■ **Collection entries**
══════

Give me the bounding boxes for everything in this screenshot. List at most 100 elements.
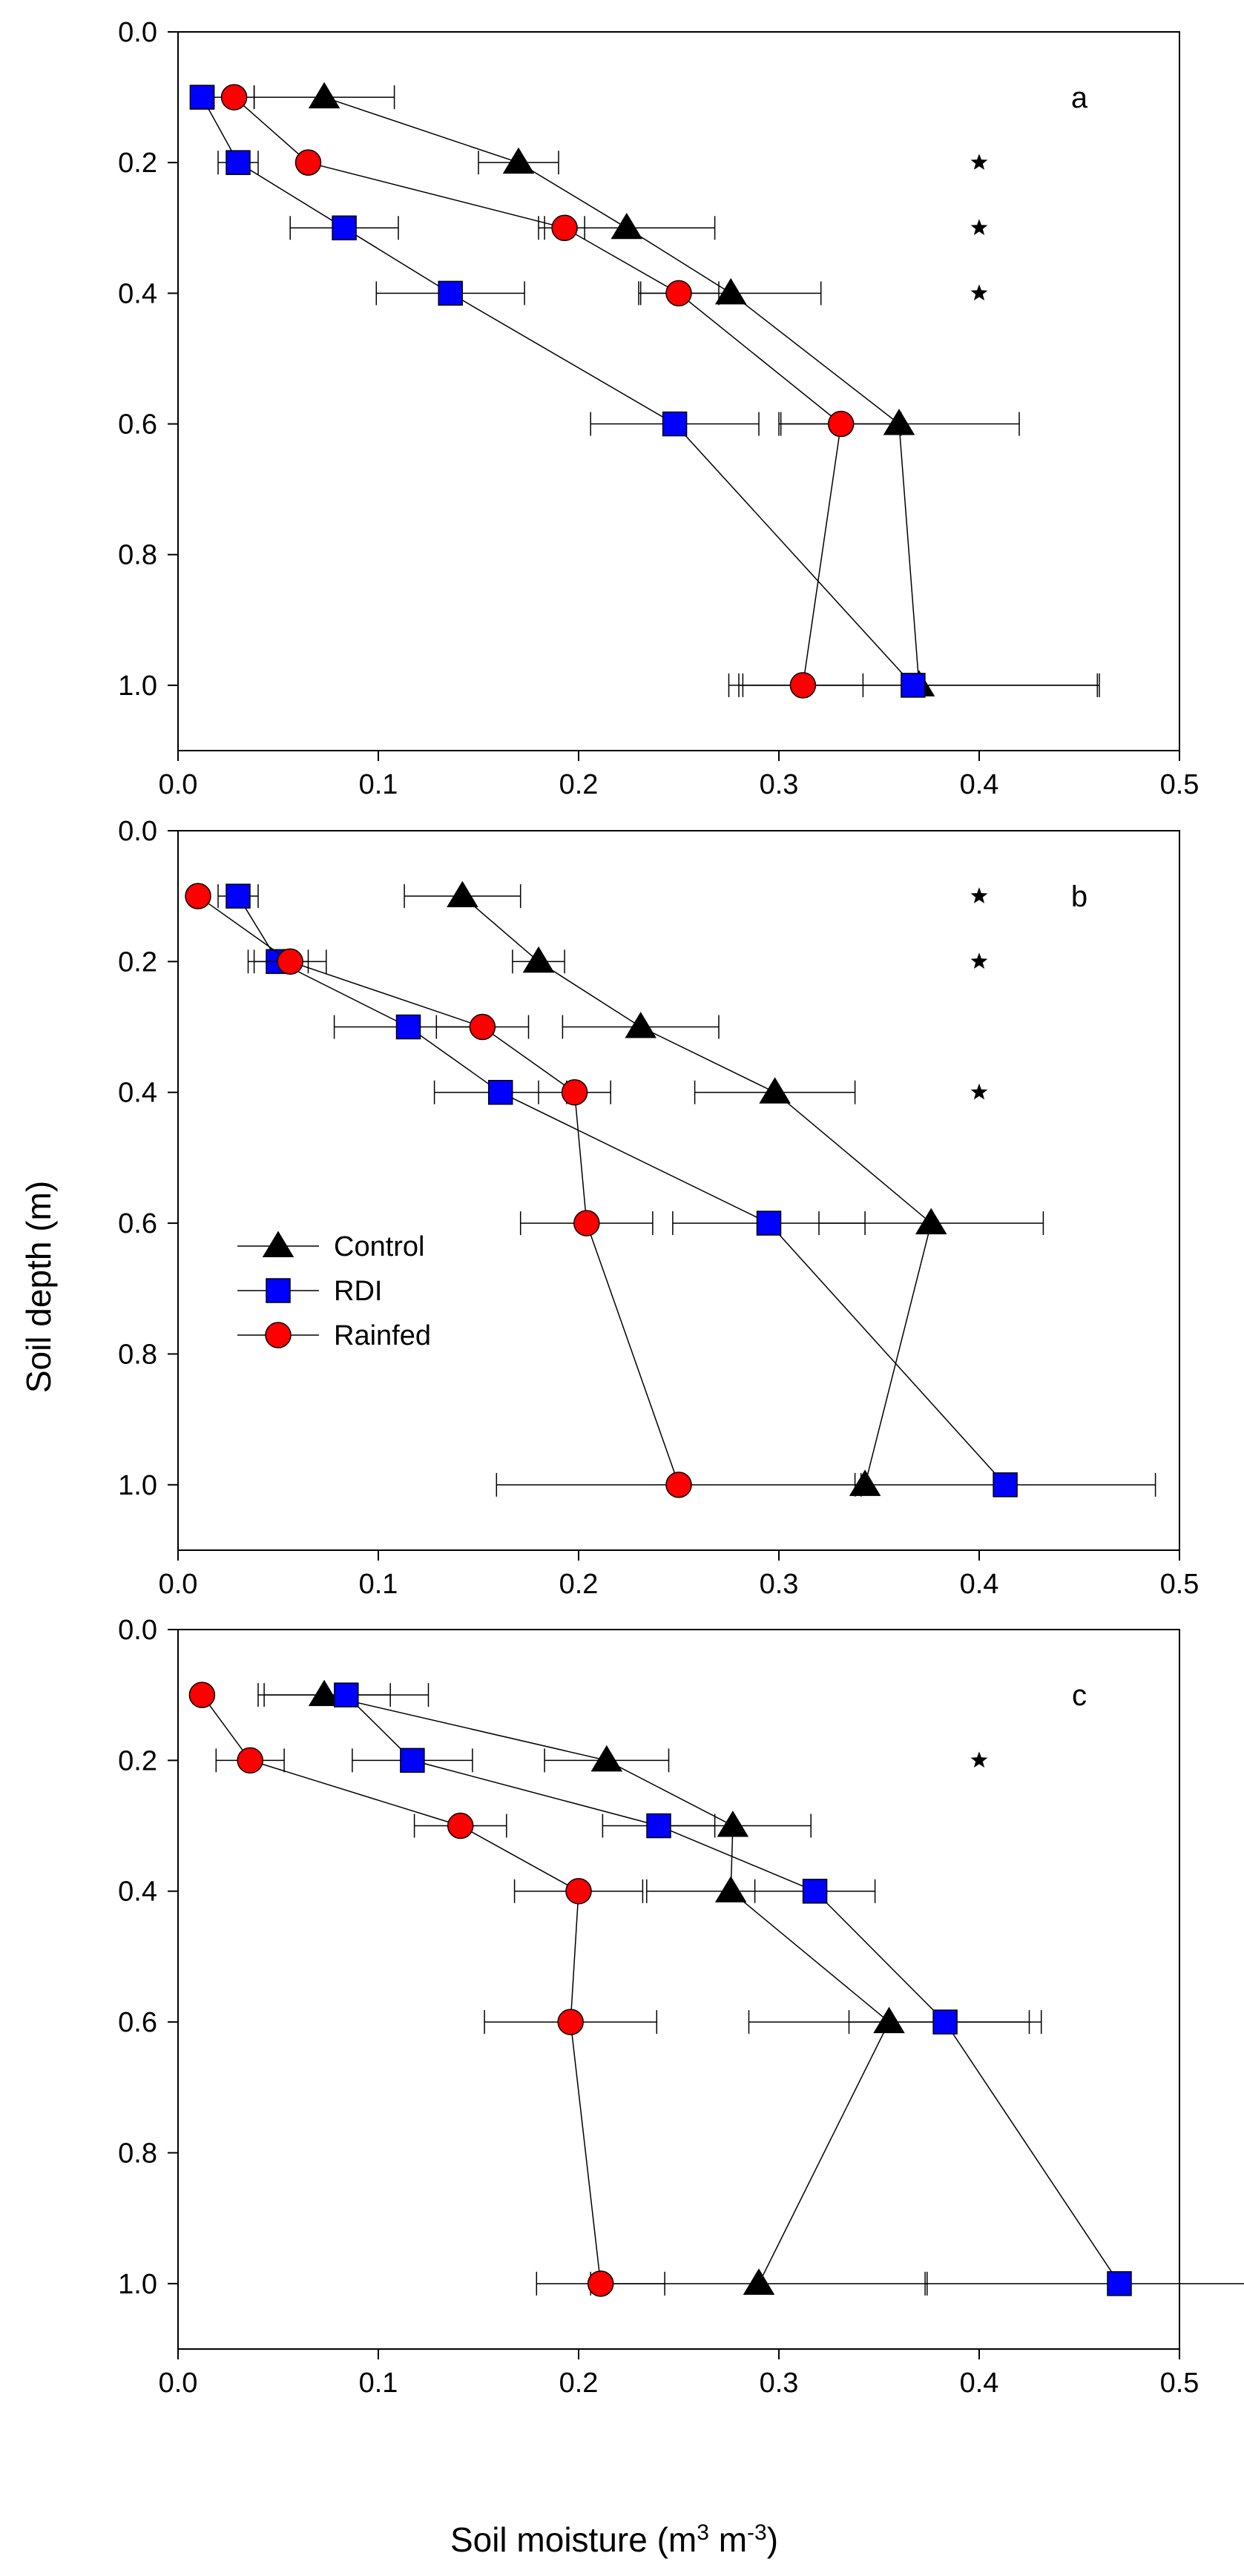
x-tick-label: 0.5 (1160, 1569, 1199, 1600)
panel-letter: a (1071, 82, 1088, 114)
data-point (625, 1012, 656, 1038)
data-point (277, 948, 303, 975)
data-point (849, 1469, 881, 1496)
data-point (743, 2268, 775, 2295)
data-point (611, 212, 643, 240)
x-tick-label: 0.1 (359, 1569, 398, 1600)
series-line (197, 895, 679, 1486)
legend-marker (265, 1322, 292, 1348)
legend-marker (266, 1278, 291, 1303)
x-axis-title-mid: m (709, 2520, 747, 2559)
data-point (561, 1078, 588, 1106)
series-rdi (189, 85, 1099, 698)
y-tick-label: 0.6 (118, 409, 157, 441)
y-tick-label: 1.0 (118, 1470, 157, 1501)
data-point (226, 150, 251, 175)
x-tick-label: 0.2 (559, 769, 599, 800)
plot-frame (177, 1629, 1180, 2350)
data-point (438, 280, 463, 306)
data-point (717, 1811, 749, 1837)
data-point (220, 84, 248, 111)
significance-star (970, 1751, 988, 1768)
y-tick-label: 0.0 (118, 1615, 157, 1646)
x-axis-title-main: Soil moisture (m (450, 2520, 697, 2559)
x-tick-label: 0.0 (159, 769, 198, 800)
data-point (993, 1472, 1018, 1498)
data-point (447, 880, 478, 908)
data-point (557, 2009, 584, 2035)
legend-marker (262, 1231, 294, 1257)
x-tick-label: 0.3 (760, 1569, 799, 1600)
series-line (201, 96, 914, 686)
series-rainfed (188, 1681, 665, 2297)
data-point (188, 1681, 216, 1708)
series-line (201, 1694, 602, 2284)
series-line (234, 96, 842, 686)
data-point (932, 2009, 958, 2035)
data-point (487, 1079, 513, 1105)
data-point (901, 673, 926, 698)
chart-panel-a: 0.0 0.1 0.2 0.3 0.4 0.5 0.0 0.2 0.4 0.6 0.8 1.0 a (118, 17, 1199, 800)
legend-item-rdi: RDI (237, 1276, 382, 1307)
chart-panel-b: 0.0 0.1 0.2 0.3 0.4 0.5 0.0 0.2 0.4 0.6 0.8 1.0 b (118, 816, 1199, 1600)
data-point (308, 1679, 340, 1707)
series-rainfed (185, 883, 862, 1498)
y-tick-label: 0.4 (118, 1877, 157, 1908)
data-point (662, 411, 688, 437)
data-point (665, 1472, 692, 1498)
y-tick-label: 0.6 (118, 1208, 157, 1239)
data-point (873, 2006, 905, 2034)
data-point (189, 85, 215, 110)
series-control (404, 880, 1044, 1496)
data-point (502, 147, 535, 174)
y-tick-label: 0.8 (118, 2138, 157, 2169)
x-tick-label: 0.5 (1160, 2368, 1199, 2399)
y-tick-label: 1.0 (118, 2269, 157, 2300)
data-point (587, 2270, 614, 2297)
significance-star (970, 219, 988, 235)
data-point (714, 277, 747, 305)
y-tick-label: 1.0 (118, 671, 157, 702)
data-point (573, 1210, 600, 1236)
data-point (1107, 2271, 1132, 2296)
x-tick-label: 0.4 (960, 769, 999, 800)
legend-item-control: Control (237, 1231, 425, 1262)
significance-star (970, 284, 988, 301)
y-tick-label: 0.4 (118, 1078, 157, 1109)
x-tick-label: 0.0 (159, 2368, 198, 2399)
data-point (756, 1210, 782, 1236)
data-point (590, 1745, 623, 1772)
data-point (447, 1812, 474, 1839)
data-point (237, 1747, 263, 1774)
data-point (294, 149, 322, 176)
x-tick-label: 0.3 (760, 769, 799, 800)
data-point (915, 1208, 947, 1235)
series-line (461, 895, 932, 1485)
x-tick-label: 0.1 (359, 2368, 398, 2399)
significance-star (970, 887, 988, 903)
x-tick-label: 0.2 (559, 1569, 599, 1600)
x-tick-label: 0.4 (960, 1569, 999, 1600)
legend-label: Control (334, 1231, 425, 1262)
data-point (469, 1013, 496, 1041)
data-point (522, 946, 555, 973)
y-tick-label: 0.8 (118, 540, 157, 571)
data-point (565, 1877, 592, 1905)
plot-frame (177, 31, 1180, 751)
significance-star (970, 952, 988, 969)
series-control (253, 82, 1100, 697)
legend-label: Rainfed (334, 1320, 431, 1351)
y-tick-label: 0.8 (118, 1339, 157, 1370)
chart-panels: 0.0 0.1 0.2 0.3 0.4 0.5 0.0 0.2 0.4 0.6 0.8 1.0 a 0.0… (118, 17, 1244, 2399)
series-line (323, 96, 920, 685)
data-point (646, 1813, 671, 1839)
series-rainfed (213, 84, 902, 699)
data-point (827, 410, 855, 438)
data-point (802, 1878, 828, 1904)
y-tick-label: 0.2 (118, 148, 157, 179)
legend-item-rainfed: Rainfed (237, 1320, 431, 1351)
data-point (759, 1077, 791, 1104)
data-point (551, 214, 578, 242)
series-line (323, 1694, 890, 2285)
y-tick-label: 0.4 (118, 278, 157, 309)
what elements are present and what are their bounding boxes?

══════

Reproduce the records above verbatim, every line from start to finish, but omit the pictures.

■ **Correct result**
Give me the bounding boxes for everything in this screenshot. List at most 100 elements.
x-tick-label: 0.5 (1160, 1569, 1199, 1600)
panel-letter: a (1071, 82, 1088, 114)
data-point (625, 1012, 656, 1038)
data-point (277, 948, 303, 975)
data-point (849, 1469, 881, 1496)
data-point (743, 2268, 775, 2295)
data-point (611, 212, 643, 240)
x-tick-label: 0.1 (359, 1569, 398, 1600)
series-line (197, 895, 679, 1486)
legend-marker (265, 1322, 292, 1348)
legend-marker (266, 1278, 291, 1303)
x-axis-title-mid: m (709, 2520, 747, 2559)
data-point (561, 1078, 588, 1106)
series-rdi (189, 85, 1099, 698)
y-tick-label: 0.6 (118, 409, 157, 441)
y-tick-label: 1.0 (118, 1470, 157, 1501)
data-point (226, 150, 251, 175)
x-tick-label: 0.2 (559, 769, 599, 800)
plot-frame (177, 1629, 1180, 2350)
data-point (438, 280, 463, 306)
data-point (717, 1811, 749, 1837)
data-point (220, 84, 248, 111)
significance-star (970, 1751, 988, 1768)
y-tick-label: 0.0 (118, 1615, 157, 1646)
x-axis-title-main: Soil moisture (m (450, 2520, 697, 2559)
x-tick-label: 0.0 (159, 769, 198, 800)
data-point (993, 1472, 1018, 1498)
data-point (447, 880, 478, 908)
data-point (557, 2009, 584, 2035)
legend-marker (262, 1231, 294, 1257)
x-tick-label: 0.3 (760, 1569, 799, 1600)
series-line (201, 96, 914, 686)
series-rainfed (188, 1681, 665, 2297)
data-point (188, 1681, 216, 1708)
series-line (201, 1694, 602, 2284)
series-line (234, 96, 842, 686)
data-point (932, 2009, 958, 2035)
data-point (487, 1079, 513, 1105)
data-point (901, 673, 926, 698)
chart-panel-a: 0.0 0.1 0.2 0.3 0.4 0.5 0.0 0.2 0.4 0.6 0.8 1.0 a (118, 17, 1199, 800)
legend-item-rdi: RDI (237, 1276, 382, 1307)
chart-panel-b: 0.0 0.1 0.2 0.3 0.4 0.5 0.0 0.2 0.4 0.6 0.8 1.0 b (118, 816, 1199, 1600)
data-point (308, 1679, 340, 1707)
series-rainfed (185, 883, 862, 1498)
y-tick-label: 0.4 (118, 1877, 157, 1908)
data-point (662, 411, 688, 437)
data-point (665, 1472, 692, 1498)
y-tick-label: 0.6 (118, 1208, 157, 1239)
data-point (873, 2006, 905, 2034)
data-point (189, 85, 215, 110)
series-control (404, 880, 1044, 1496)
data-point (502, 147, 535, 174)
y-tick-label: 0.8 (118, 2138, 157, 2169)
x-tick-label: 0.5 (1160, 2368, 1199, 2399)
y-tick-label: 1.0 (118, 2269, 157, 2300)
data-point (587, 2270, 614, 2297)
significance-star (970, 219, 988, 235)
data-point (714, 277, 747, 305)
y-tick-label: 1.0 (118, 671, 157, 702)
data-point (573, 1210, 600, 1236)
data-point (1107, 2271, 1132, 2296)
x-tick-label: 0.4 (960, 769, 999, 800)
legend-item-control: Control (237, 1231, 425, 1262)
significance-star (970, 284, 988, 301)
y-tick-label: 0.4 (118, 1078, 157, 1109)
x-tick-label: 0.0 (159, 2368, 198, 2399)
data-point (756, 1210, 782, 1236)
data-point (590, 1745, 623, 1772)
data-point (447, 1812, 474, 1839)
data-point (237, 1747, 263, 1774)
data-point (294, 149, 322, 176)
x-tick-label: 0.3 (760, 769, 799, 800)
data-point (915, 1208, 947, 1235)
series-line (461, 895, 932, 1485)
x-tick-label: 0.1 (359, 2368, 398, 2399)
significance-star (970, 887, 988, 903)
x-tick-label: 0.2 (559, 1569, 599, 1600)
x-tick-label: 0.4 (960, 1569, 999, 1600)
legend-label: Control (334, 1231, 425, 1262)
data-point (469, 1013, 496, 1041)
data-point (522, 946, 555, 973)
y-tick-label: 0.8 (118, 540, 157, 571)
data-point (565, 1877, 592, 1905)
plot-frame (177, 31, 1180, 751)
significance-star (970, 952, 988, 969)
series-control (253, 82, 1100, 697)
legend-label: Rainfed (334, 1320, 431, 1351)
y-tick-label: 0.8 (118, 1339, 157, 1370)
chart-panels: 0.0 0.1 0.2 0.3 0.4 0.5 0.0 0.2 0.4 0.6 0.8 1.0 a 0.0… (118, 17, 1244, 2399)
series-line (323, 96, 920, 685)
data-point (646, 1813, 671, 1839)
series-rainfed (213, 84, 902, 699)
data-point (827, 410, 855, 438)
data-point (802, 1878, 828, 1904)
y-tick-label: 0.2 (118, 148, 157, 179)
legend-item-rainfed: Rainfed (237, 1320, 431, 1351)
data-point (759, 1077, 791, 1104)
data-point (551, 214, 578, 242)
series-line (323, 1694, 890, 2285)
y-tick-label: 0.4 (118, 278, 157, 309)
what elements are present and what are their bounding boxes?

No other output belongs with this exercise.